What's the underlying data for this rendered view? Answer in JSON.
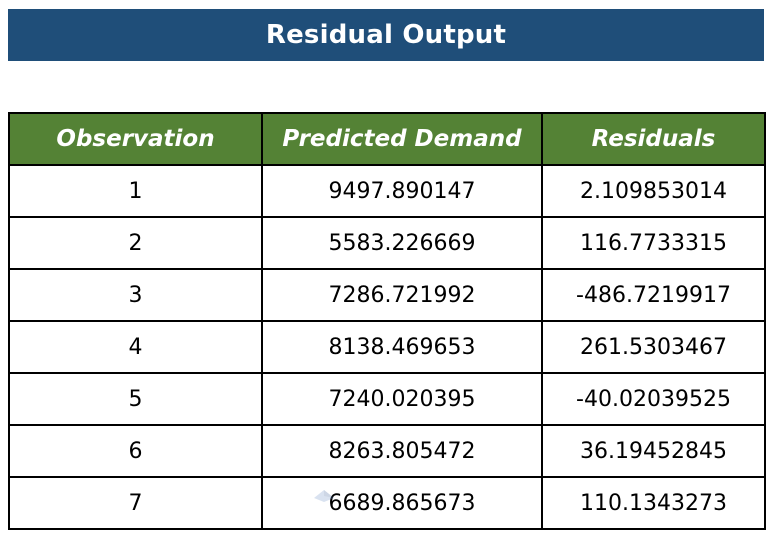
{
  "title": "Residual Output",
  "table": {
    "headers": [
      "Observation",
      "Predicted Demand",
      "Residuals"
    ],
    "rows": [
      {
        "observation": "1",
        "predicted": "9497.890147",
        "residual": "2.109853014"
      },
      {
        "observation": "2",
        "predicted": "5583.226669",
        "residual": "116.7733315"
      },
      {
        "observation": "3",
        "predicted": "7286.721992",
        "residual": "-486.7219917"
      },
      {
        "observation": "4",
        "predicted": "8138.469653",
        "residual": "261.5303467"
      },
      {
        "observation": "5",
        "predicted": "7240.020395",
        "residual": "-40.02039525"
      },
      {
        "observation": "6",
        "predicted": "8263.805472",
        "residual": "36.19452845"
      },
      {
        "observation": "7",
        "predicted": "6689.865673",
        "residual": "110.1343273"
      }
    ]
  },
  "colors": {
    "title_background": "#1f4e79",
    "header_background": "#548235",
    "header_text": "#ffffff",
    "border": "#000000"
  },
  "icons": {
    "watermark": "watermark-logo-icon"
  }
}
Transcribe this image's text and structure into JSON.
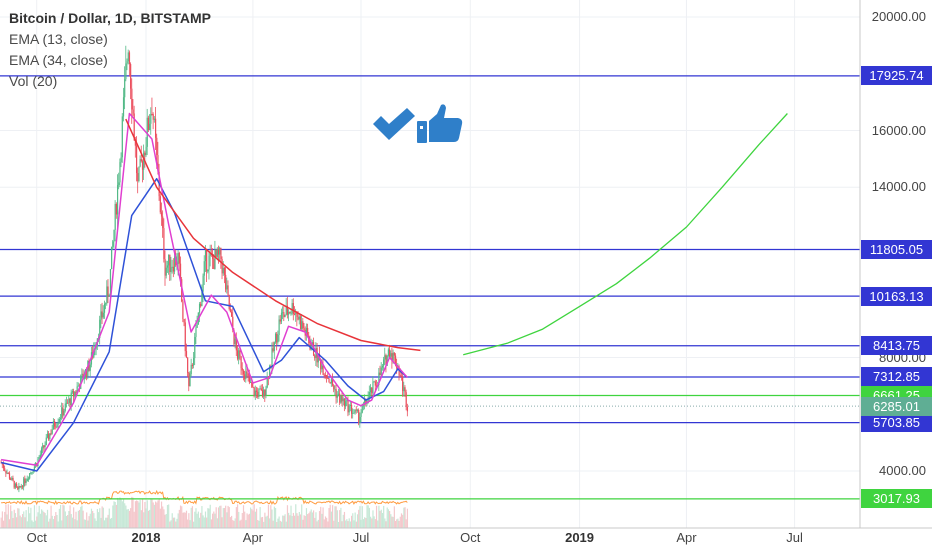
{
  "chart_data": {
    "type": "candlestick",
    "title": "Bitcoin / Dollar, 1D, BITSTAMP",
    "indicators": [
      "EMA (13, close)",
      "EMA (34, close)",
      "Vol (20)"
    ],
    "y_ticks": [
      20000,
      16000,
      14000,
      8000,
      4000
    ],
    "y_tick_labels": [
      "20000.00",
      "16000.00",
      "14000.00",
      "8000.00",
      "4000.00"
    ],
    "x_ticks": [
      "Oct",
      "2018",
      "Apr",
      "Jul",
      "Oct",
      "2019",
      "Apr",
      "Jul"
    ],
    "x_tick_bold": [
      false,
      true,
      false,
      false,
      false,
      true,
      false,
      false
    ],
    "horizontal_levels": [
      {
        "value": 17925.74,
        "label": "17925.74",
        "color": "#3236d3"
      },
      {
        "value": 11805.05,
        "label": "11805.05",
        "color": "#3236d3"
      },
      {
        "value": 10163.13,
        "label": "10163.13",
        "color": "#3236d3"
      },
      {
        "value": 8413.75,
        "label": "8413.75",
        "color": "#3236d3"
      },
      {
        "value": 7312.85,
        "label": "7312.85",
        "color": "#3236d3"
      },
      {
        "value": 6661.25,
        "label": "6661.25",
        "color": "#3fd43f"
      },
      {
        "value": 5703.85,
        "label": "5703.85",
        "color": "#3236d3"
      },
      {
        "value": 3017.93,
        "label": "3017.93",
        "color": "#3fd43f"
      }
    ],
    "last_price": {
      "value": 6285.01,
      "label": "6285.01",
      "color": "#5fae94"
    },
    "price_path": [
      [
        "2017-09-01",
        4300
      ],
      [
        "2017-09-15",
        3300
      ],
      [
        "2017-10-01",
        4300
      ],
      [
        "2017-10-15",
        5600
      ],
      [
        "2017-11-01",
        6700
      ],
      [
        "2017-11-15",
        7800
      ],
      [
        "2017-12-01",
        10500
      ],
      [
        "2017-12-10",
        15000
      ],
      [
        "2017-12-17",
        19200
      ],
      [
        "2017-12-25",
        14000
      ],
      [
        "2018-01-06",
        17000
      ],
      [
        "2018-01-17",
        11200
      ],
      [
        "2018-01-28",
        11500
      ],
      [
        "2018-02-06",
        6900
      ],
      [
        "2018-02-20",
        11400
      ],
      [
        "2018-03-05",
        11500
      ],
      [
        "2018-03-18",
        8200
      ],
      [
        "2018-04-01",
        6800
      ],
      [
        "2018-04-10",
        6700
      ],
      [
        "2018-04-24",
        9400
      ],
      [
        "2018-05-05",
        9800
      ],
      [
        "2018-05-20",
        8400
      ],
      [
        "2018-06-01",
        7500
      ],
      [
        "2018-06-12",
        6600
      ],
      [
        "2018-06-29",
        5900
      ],
      [
        "2018-07-06",
        6500
      ],
      [
        "2018-07-17",
        7400
      ],
      [
        "2018-07-25",
        8300
      ],
      [
        "2018-08-01",
        7700
      ],
      [
        "2018-08-09",
        6300
      ]
    ],
    "ema13_path": [
      [
        "2017-09-01",
        4400
      ],
      [
        "2017-10-01",
        4200
      ],
      [
        "2017-11-01",
        6400
      ],
      [
        "2017-12-01",
        9600
      ],
      [
        "2017-12-18",
        16600
      ],
      [
        "2018-01-06",
        15700
      ],
      [
        "2018-01-20",
        12700
      ],
      [
        "2018-02-08",
        8900
      ],
      [
        "2018-02-25",
        10200
      ],
      [
        "2018-03-10",
        9600
      ],
      [
        "2018-04-01",
        7100
      ],
      [
        "2018-04-15",
        7300
      ],
      [
        "2018-05-01",
        9100
      ],
      [
        "2018-05-15",
        8900
      ],
      [
        "2018-06-01",
        7600
      ],
      [
        "2018-06-20",
        6500
      ],
      [
        "2018-07-01",
        6300
      ],
      [
        "2018-07-10",
        6500
      ],
      [
        "2018-07-25",
        8000
      ],
      [
        "2018-08-09",
        7300
      ]
    ],
    "ema34_path": [
      [
        "2017-09-01",
        4300
      ],
      [
        "2017-10-01",
        4000
      ],
      [
        "2017-11-01",
        5700
      ],
      [
        "2017-12-01",
        8200
      ],
      [
        "2017-12-20",
        13000
      ],
      [
        "2018-01-10",
        14300
      ],
      [
        "2018-01-25",
        13100
      ],
      [
        "2018-02-20",
        10000
      ],
      [
        "2018-03-15",
        9800
      ],
      [
        "2018-04-10",
        7500
      ],
      [
        "2018-04-25",
        7900
      ],
      [
        "2018-05-10",
        8700
      ],
      [
        "2018-06-01",
        7900
      ],
      [
        "2018-06-20",
        7000
      ],
      [
        "2018-07-05",
        6500
      ],
      [
        "2018-07-20",
        6800
      ],
      [
        "2018-08-01",
        7600
      ],
      [
        "2018-08-09",
        7300
      ]
    ],
    "red_curve": [
      [
        "2017-12-15",
        16400
      ],
      [
        "2018-01-10",
        14000
      ],
      [
        "2018-02-10",
        12200
      ],
      [
        "2018-03-15",
        11000
      ],
      [
        "2018-04-20",
        10000
      ],
      [
        "2018-05-25",
        9200
      ],
      [
        "2018-07-01",
        8600
      ],
      [
        "2018-08-01",
        8350
      ],
      [
        "2018-08-20",
        8250
      ]
    ],
    "green_curve": [
      [
        "2018-09-25",
        8100
      ],
      [
        "2018-11-01",
        8500
      ],
      [
        "2018-12-01",
        9000
      ],
      [
        "2019-01-01",
        9800
      ],
      [
        "2019-02-01",
        10600
      ],
      [
        "2019-03-01",
        11500
      ],
      [
        "2019-04-01",
        12600
      ],
      [
        "2019-05-01",
        14000
      ],
      [
        "2019-06-01",
        15500
      ],
      [
        "2019-06-25",
        16600
      ]
    ]
  },
  "icons": {
    "check": "check-icon",
    "thumbs_up": "thumbs-up-icon",
    "color": "#2f7fc9"
  }
}
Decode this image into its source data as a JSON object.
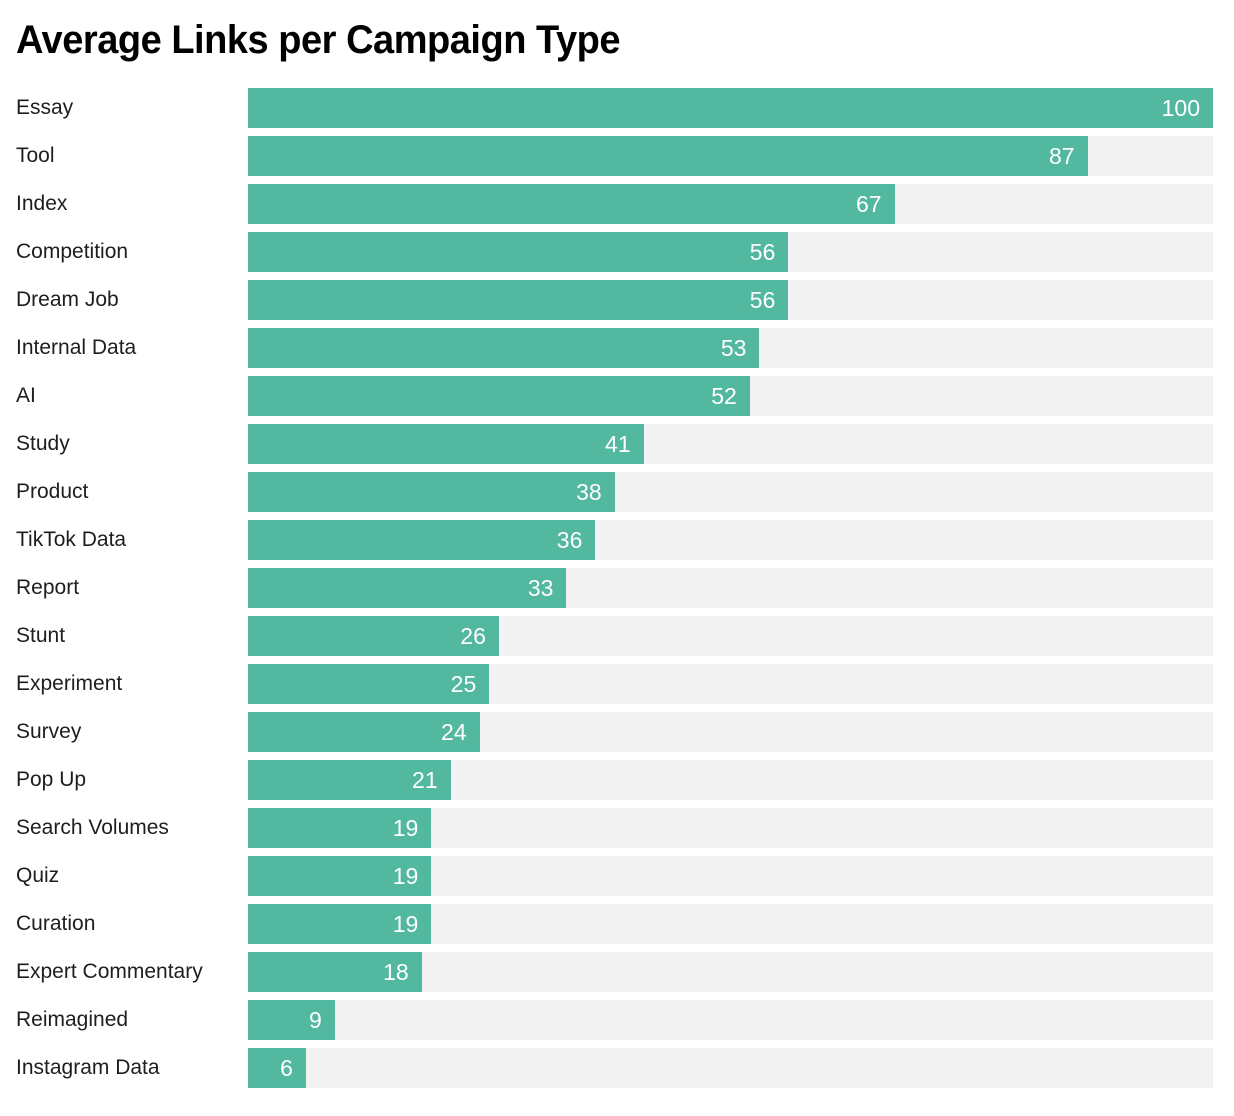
{
  "header": {
    "title": "Average Links per Campaign Type"
  },
  "colors": {
    "bar": "#53b8a0",
    "track": "#f2f2f2",
    "label": "#1e1e1e",
    "value": "#ffffff",
    "title": "#000000"
  },
  "chart_data": {
    "type": "bar",
    "orientation": "horizontal",
    "title": "Average Links per Campaign Type",
    "categories": [
      "Essay",
      "Tool",
      "Index",
      "Competition",
      "Dream Job",
      "Internal Data",
      "AI",
      "Study",
      "Product",
      "TikTok Data",
      "Report",
      "Stunt",
      "Experiment",
      "Survey",
      "Pop Up",
      "Search Volumes",
      "Quiz",
      "Curation",
      "Expert Commentary",
      "Reimagined",
      "Instagram Data"
    ],
    "values": [
      100,
      87,
      67,
      56,
      56,
      53,
      52,
      41,
      38,
      36,
      33,
      26,
      25,
      24,
      21,
      19,
      19,
      19,
      18,
      9,
      6
    ],
    "xlabel": "",
    "ylabel": "",
    "xlim": [
      0,
      100
    ],
    "grid": false,
    "legend": false,
    "value_label_position": "inside-end",
    "sort": "descending"
  }
}
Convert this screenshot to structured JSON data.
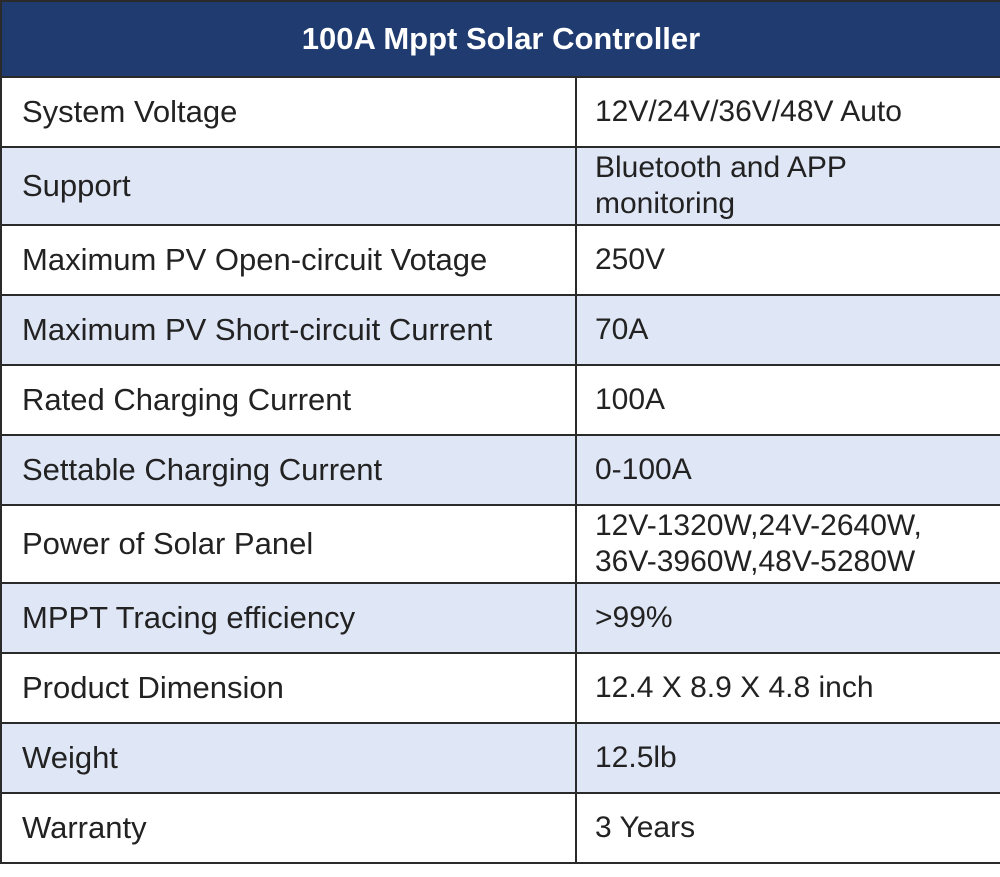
{
  "title": "100A Mppt Solar Controller",
  "rows": [
    {
      "label": "System Voltage",
      "value": "12V/24V/36V/48V Auto"
    },
    {
      "label": "Support",
      "value": "Bluetooth and APP monitoring"
    },
    {
      "label": "Maximum PV Open-circuit Votage",
      "value": "250V"
    },
    {
      "label": "Maximum PV Short-circuit Current",
      "value": "70A"
    },
    {
      "label": "Rated Charging Current",
      "value": "100A"
    },
    {
      "label": "Settable Charging Current",
      "value": "0-100A"
    },
    {
      "label": "Power of Solar Panel",
      "value": "12V-1320W,24V-2640W, 36V-3960W,48V-5280W"
    },
    {
      "label": "MPPT Tracing efficiency",
      "value": ">99%"
    },
    {
      "label": "Product Dimension",
      "value": "12.4 X 8.9 X 4.8 inch"
    },
    {
      "label": "Weight",
      "value": "12.5lb"
    },
    {
      "label": "Warranty",
      "value": "3 Years"
    }
  ],
  "colors": {
    "header_bg": "#1f3b70",
    "header_text": "#ffffff",
    "row_alt_bg": "#dfe6f5",
    "border": "#2a2a2a"
  }
}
☆ ☆ ☆ ☆ ☆ ☆ ☆
_STATED GOAL_.
Report how many lines of the listing hold the word "into", with nothing but the number.

_THE RESPONSE_.
2